## Task brief
Scan the entries below and count the lines holding the string "القاسم". Supply only the number.

## Data section
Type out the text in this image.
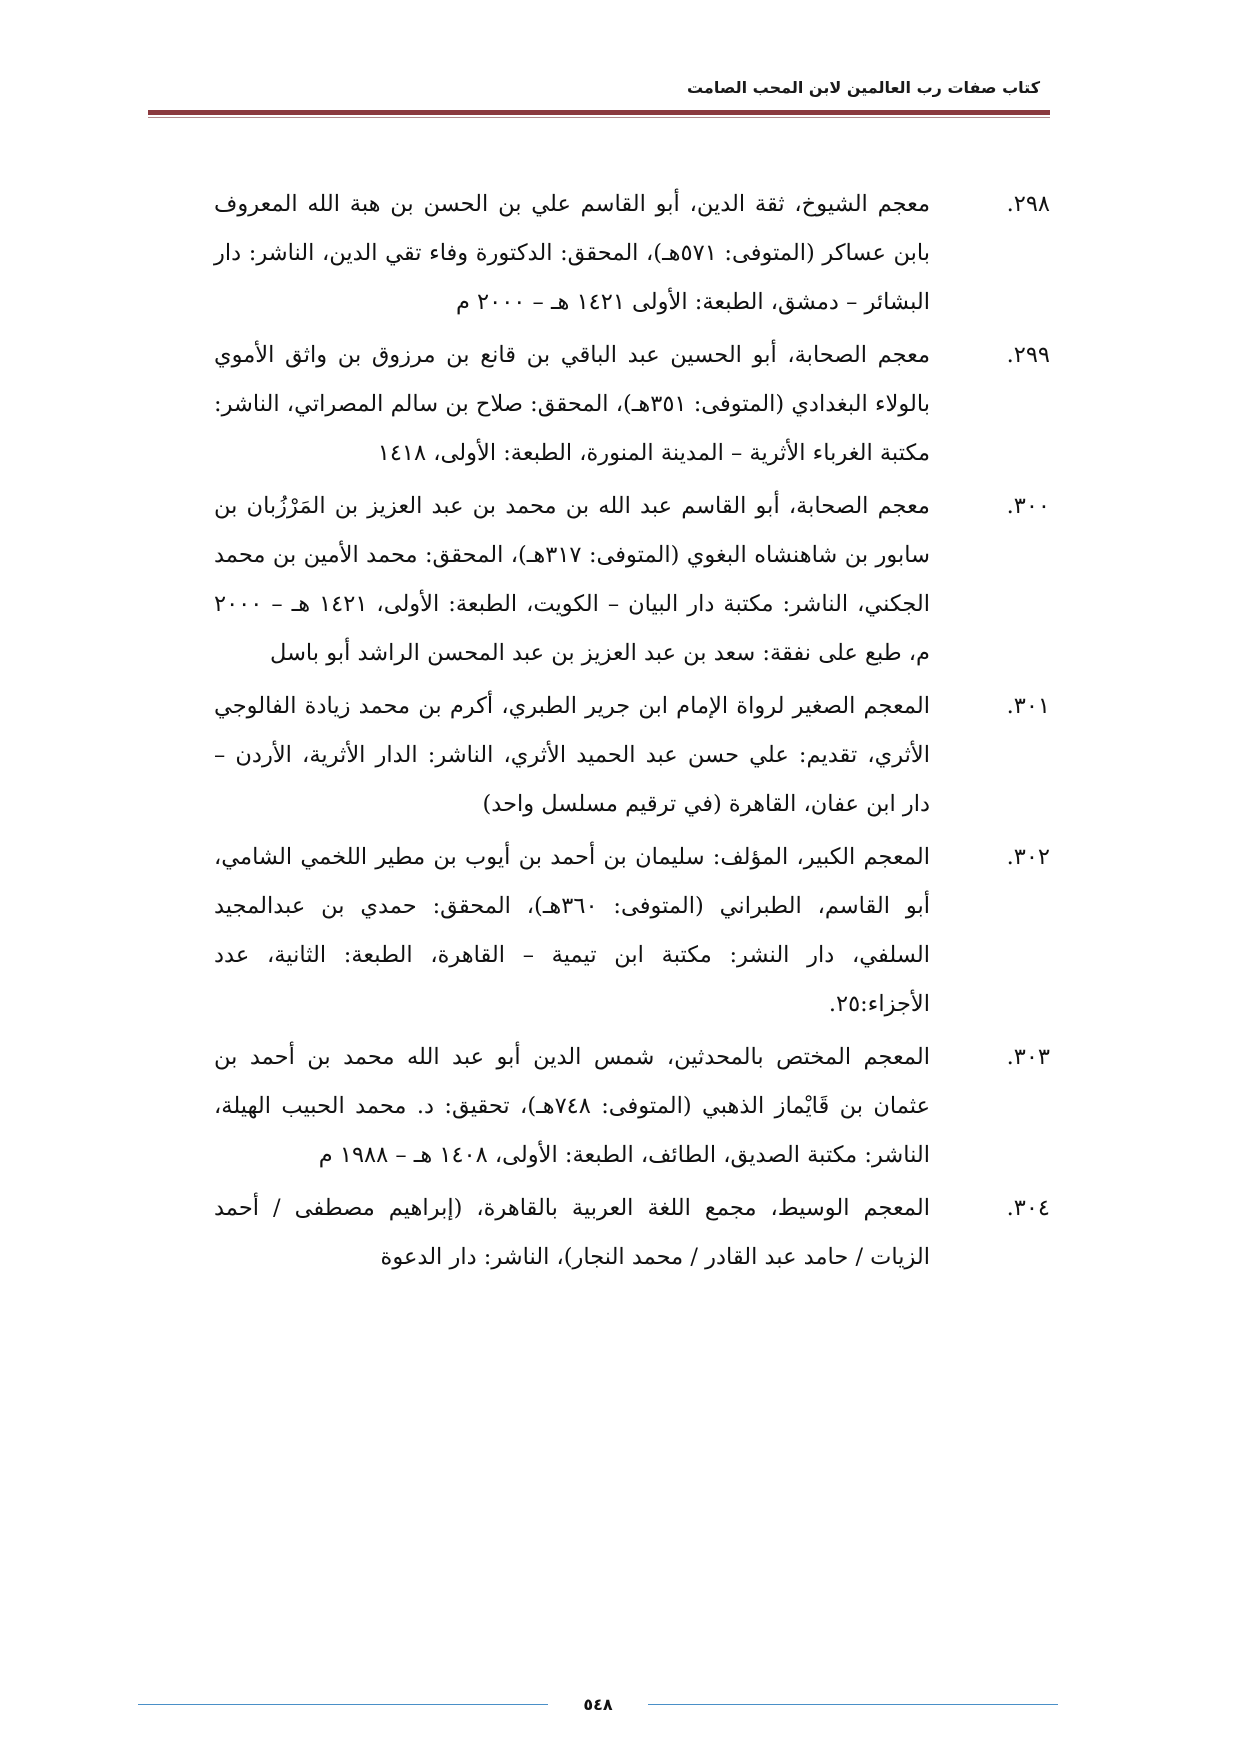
كتاب صفات رب العالمين لابن المحب الصامت
٢٩٨.
معجم الشيوخ، ثقة الدين، أبو القاسم علي بن الحسن بن هبة الله المعروف بابن عساكر (المتوفى: ٥٧١هـ)، المحقق: الدكتورة وفاء تقي الدين، الناشر: دار البشائر – دمشق، الطبعة: الأولى ١٤٢١ هـ – ٢٠٠٠ م
٢٩٩.
معجم الصحابة، أبو الحسين عبد الباقي بن قانع بن مرزوق بن واثق الأموي بالولاء البغدادي (المتوفى: ٣٥١هـ)، المحقق: صلاح بن سالم المصراتي، الناشر: مكتبة الغرباء الأثرية – المدينة المنورة، الطبعة: الأولى، ١٤١٨
٣٠٠.
معجم الصحابة، أبو القاسم عبد الله بن محمد بن عبد العزيز بن المَرْزُبان بن سابور بن شاهنشاه البغوي (المتوفى: ٣١٧هـ)، المحقق: محمد الأمين بن محمد الجكني، الناشر: مكتبة دار البيان – الكويت، الطبعة: الأولى، ١٤٢١ هـ – ٢٠٠٠ م، طبع على نفقة: سعد بن عبد العزيز بن عبد المحسن الراشد أبو باسل
٣٠١.
المعجم الصغير لرواة الإمام ابن جرير الطبري، أكرم بن محمد زيادة الفالوجي الأثري، تقديم: علي حسن عبد الحميد الأثري، الناشر: الدار الأثرية، الأردن – دار ابن عفان، القاهرة (في ترقيم مسلسل واحد)
٣٠٢.
المعجم الكبير، المؤلف: سليمان بن أحمد بن أيوب بن مطير اللخمي الشامي، أبو القاسم، الطبراني (المتوفى: ٣٦٠هـ)، المحقق: حمدي بن عبدالمجيد السلفي، دار النشر: مكتبة ابن تيمية – القاهرة، الطبعة: الثانية، عدد الأجزاء:٢٥.
٣٠٣.
المعجم المختص بالمحدثين، شمس الدين أبو عبد الله محمد بن أحمد بن عثمان بن قَايْماز الذهبي (المتوفى: ٧٤٨هـ)، تحقيق: د. محمد الحبيب الهيلة، الناشر: مكتبة الصديق، الطائف، الطبعة: الأولى، ١٤٠٨ هـ – ١٩٨٨ م
٣٠٤.
المعجم الوسيط، مجمع اللغة العربية بالقاهرة، (إبراهيم مصطفى / أحمد الزيات / حامد عبد القادر / محمد النجار)، الناشر: دار الدعوة
٥٤٨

## Output of the task
3